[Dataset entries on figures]
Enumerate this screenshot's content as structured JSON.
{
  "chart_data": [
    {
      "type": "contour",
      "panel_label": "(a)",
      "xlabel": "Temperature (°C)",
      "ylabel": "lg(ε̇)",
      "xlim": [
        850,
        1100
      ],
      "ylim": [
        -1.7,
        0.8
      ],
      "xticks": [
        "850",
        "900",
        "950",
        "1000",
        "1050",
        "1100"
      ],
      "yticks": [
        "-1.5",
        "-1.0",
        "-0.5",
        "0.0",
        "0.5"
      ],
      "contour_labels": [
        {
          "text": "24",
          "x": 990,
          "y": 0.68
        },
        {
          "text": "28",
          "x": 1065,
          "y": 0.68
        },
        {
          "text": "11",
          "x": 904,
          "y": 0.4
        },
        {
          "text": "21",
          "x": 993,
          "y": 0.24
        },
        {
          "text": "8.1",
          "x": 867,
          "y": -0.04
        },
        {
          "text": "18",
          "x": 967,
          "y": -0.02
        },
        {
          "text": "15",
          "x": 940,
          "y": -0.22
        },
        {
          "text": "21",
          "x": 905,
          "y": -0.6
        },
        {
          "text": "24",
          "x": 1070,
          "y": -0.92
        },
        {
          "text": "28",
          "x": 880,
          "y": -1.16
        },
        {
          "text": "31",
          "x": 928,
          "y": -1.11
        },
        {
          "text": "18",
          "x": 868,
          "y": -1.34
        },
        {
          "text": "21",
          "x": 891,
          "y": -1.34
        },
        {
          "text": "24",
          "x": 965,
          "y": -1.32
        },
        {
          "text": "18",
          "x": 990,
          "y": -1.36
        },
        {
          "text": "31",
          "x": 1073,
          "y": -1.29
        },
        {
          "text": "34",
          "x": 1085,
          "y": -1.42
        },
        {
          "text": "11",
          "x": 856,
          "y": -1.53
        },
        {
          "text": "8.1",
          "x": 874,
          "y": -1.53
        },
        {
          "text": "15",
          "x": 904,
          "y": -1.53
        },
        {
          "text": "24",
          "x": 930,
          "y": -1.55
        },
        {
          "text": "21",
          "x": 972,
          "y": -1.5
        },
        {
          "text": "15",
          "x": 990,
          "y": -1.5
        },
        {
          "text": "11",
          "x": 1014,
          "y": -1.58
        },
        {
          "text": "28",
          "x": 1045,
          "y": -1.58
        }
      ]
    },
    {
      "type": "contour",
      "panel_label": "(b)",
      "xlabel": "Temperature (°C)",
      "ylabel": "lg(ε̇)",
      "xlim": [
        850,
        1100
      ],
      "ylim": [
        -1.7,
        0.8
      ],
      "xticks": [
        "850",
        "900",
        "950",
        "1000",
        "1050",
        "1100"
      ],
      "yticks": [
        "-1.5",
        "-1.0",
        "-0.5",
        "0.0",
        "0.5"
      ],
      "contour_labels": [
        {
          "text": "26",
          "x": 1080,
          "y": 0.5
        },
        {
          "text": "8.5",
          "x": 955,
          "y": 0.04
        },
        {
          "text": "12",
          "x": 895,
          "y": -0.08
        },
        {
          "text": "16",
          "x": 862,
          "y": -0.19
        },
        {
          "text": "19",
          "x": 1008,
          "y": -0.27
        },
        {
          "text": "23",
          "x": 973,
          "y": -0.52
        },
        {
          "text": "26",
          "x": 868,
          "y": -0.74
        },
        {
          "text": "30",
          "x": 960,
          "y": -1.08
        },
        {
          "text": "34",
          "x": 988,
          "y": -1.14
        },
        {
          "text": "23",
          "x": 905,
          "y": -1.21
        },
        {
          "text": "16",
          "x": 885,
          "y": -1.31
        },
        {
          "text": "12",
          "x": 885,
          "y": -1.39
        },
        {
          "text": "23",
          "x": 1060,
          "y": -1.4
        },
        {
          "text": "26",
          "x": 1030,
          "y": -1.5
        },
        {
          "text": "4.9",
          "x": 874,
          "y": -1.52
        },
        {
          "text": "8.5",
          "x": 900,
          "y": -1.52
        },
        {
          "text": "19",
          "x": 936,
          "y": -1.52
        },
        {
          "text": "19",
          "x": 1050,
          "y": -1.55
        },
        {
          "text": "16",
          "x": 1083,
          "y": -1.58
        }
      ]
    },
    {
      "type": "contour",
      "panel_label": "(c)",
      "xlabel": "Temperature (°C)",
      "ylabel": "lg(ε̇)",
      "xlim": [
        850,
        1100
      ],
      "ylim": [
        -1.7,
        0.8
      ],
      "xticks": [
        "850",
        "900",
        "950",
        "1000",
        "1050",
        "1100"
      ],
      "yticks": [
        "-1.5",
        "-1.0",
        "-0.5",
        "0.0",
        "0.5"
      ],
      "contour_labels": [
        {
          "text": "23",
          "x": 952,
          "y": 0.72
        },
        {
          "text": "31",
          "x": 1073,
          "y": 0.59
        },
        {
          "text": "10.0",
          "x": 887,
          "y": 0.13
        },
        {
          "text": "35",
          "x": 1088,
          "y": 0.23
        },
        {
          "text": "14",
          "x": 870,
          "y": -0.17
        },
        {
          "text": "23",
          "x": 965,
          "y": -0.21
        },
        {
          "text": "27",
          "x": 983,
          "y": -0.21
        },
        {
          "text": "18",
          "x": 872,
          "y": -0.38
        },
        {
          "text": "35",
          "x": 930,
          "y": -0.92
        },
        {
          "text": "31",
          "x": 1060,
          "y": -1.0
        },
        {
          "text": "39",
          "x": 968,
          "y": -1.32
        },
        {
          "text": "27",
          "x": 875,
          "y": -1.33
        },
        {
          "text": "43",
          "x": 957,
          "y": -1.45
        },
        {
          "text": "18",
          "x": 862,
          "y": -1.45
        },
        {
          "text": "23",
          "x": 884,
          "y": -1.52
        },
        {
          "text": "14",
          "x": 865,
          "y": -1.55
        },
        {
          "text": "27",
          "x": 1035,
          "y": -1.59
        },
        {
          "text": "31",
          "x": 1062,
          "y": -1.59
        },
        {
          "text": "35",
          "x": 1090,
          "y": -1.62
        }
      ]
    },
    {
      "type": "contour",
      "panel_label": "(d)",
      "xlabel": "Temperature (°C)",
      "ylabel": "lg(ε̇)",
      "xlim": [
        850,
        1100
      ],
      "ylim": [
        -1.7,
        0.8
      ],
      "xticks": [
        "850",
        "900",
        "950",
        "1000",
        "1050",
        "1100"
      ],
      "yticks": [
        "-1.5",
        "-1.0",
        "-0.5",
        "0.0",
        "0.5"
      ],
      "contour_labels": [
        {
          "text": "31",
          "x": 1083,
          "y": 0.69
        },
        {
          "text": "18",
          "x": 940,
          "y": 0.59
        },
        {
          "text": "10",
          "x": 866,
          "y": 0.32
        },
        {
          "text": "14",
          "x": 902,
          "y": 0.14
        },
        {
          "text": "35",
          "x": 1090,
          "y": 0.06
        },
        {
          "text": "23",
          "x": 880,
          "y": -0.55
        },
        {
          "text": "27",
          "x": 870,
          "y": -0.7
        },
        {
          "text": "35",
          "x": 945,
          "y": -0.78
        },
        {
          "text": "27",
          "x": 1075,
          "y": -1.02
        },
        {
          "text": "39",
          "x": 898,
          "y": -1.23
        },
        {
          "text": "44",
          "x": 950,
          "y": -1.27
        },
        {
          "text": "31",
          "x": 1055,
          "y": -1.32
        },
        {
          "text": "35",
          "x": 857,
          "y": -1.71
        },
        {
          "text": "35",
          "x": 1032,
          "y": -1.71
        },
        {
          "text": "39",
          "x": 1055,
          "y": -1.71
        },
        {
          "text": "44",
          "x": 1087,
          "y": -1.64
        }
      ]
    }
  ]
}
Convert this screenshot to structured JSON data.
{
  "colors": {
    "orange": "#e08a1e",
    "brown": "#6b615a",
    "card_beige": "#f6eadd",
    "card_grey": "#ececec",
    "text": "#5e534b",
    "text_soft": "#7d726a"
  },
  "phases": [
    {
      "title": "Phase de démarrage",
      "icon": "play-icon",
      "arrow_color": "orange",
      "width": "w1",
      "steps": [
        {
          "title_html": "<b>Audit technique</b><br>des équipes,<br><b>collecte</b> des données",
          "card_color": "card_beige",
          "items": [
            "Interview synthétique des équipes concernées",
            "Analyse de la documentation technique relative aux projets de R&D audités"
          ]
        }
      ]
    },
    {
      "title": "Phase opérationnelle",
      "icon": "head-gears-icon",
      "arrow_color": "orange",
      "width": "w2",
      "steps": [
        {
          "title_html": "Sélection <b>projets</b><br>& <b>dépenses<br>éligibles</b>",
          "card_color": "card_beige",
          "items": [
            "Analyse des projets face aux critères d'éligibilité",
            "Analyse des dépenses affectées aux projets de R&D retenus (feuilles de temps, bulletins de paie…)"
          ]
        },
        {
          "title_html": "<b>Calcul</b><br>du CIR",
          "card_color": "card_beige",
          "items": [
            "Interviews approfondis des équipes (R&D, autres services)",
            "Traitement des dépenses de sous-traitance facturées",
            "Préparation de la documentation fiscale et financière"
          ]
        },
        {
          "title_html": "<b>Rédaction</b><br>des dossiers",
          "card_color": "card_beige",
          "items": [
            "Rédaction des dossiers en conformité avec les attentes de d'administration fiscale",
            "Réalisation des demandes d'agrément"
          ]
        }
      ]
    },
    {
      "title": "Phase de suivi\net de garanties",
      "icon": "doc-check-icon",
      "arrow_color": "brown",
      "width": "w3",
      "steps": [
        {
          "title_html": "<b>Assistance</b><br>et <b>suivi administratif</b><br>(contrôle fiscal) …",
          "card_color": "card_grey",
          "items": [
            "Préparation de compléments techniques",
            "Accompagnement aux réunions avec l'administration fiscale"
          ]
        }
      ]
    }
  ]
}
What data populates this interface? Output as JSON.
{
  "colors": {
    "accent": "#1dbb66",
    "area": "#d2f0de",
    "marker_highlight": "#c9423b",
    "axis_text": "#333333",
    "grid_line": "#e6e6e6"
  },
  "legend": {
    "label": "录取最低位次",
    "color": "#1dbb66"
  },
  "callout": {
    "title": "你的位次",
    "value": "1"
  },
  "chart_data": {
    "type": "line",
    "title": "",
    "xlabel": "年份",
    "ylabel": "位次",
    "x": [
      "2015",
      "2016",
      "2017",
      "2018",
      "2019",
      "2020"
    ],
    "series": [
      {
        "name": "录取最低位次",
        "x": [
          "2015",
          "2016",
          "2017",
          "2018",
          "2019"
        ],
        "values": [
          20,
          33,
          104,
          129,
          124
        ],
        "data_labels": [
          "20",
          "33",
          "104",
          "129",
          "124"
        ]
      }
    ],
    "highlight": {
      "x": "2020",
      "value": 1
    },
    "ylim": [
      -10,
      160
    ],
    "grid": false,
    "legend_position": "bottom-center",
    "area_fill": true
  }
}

#### What the task asks
Find each line holding "projets". Copy it out.

#### Answer to the exercise
            "Analyse de la documentation technique relative aux projets de R&D audités"
          "title_html": "Sélection <b>projets</b><br>& <b>dépenses<br>éligibles</b>",
            "Analyse des projets face aux critères d'éligibilité",
            "Analyse des dépenses affectées aux projets de R&D retenus (feuilles de temps, bulletins de paie…)"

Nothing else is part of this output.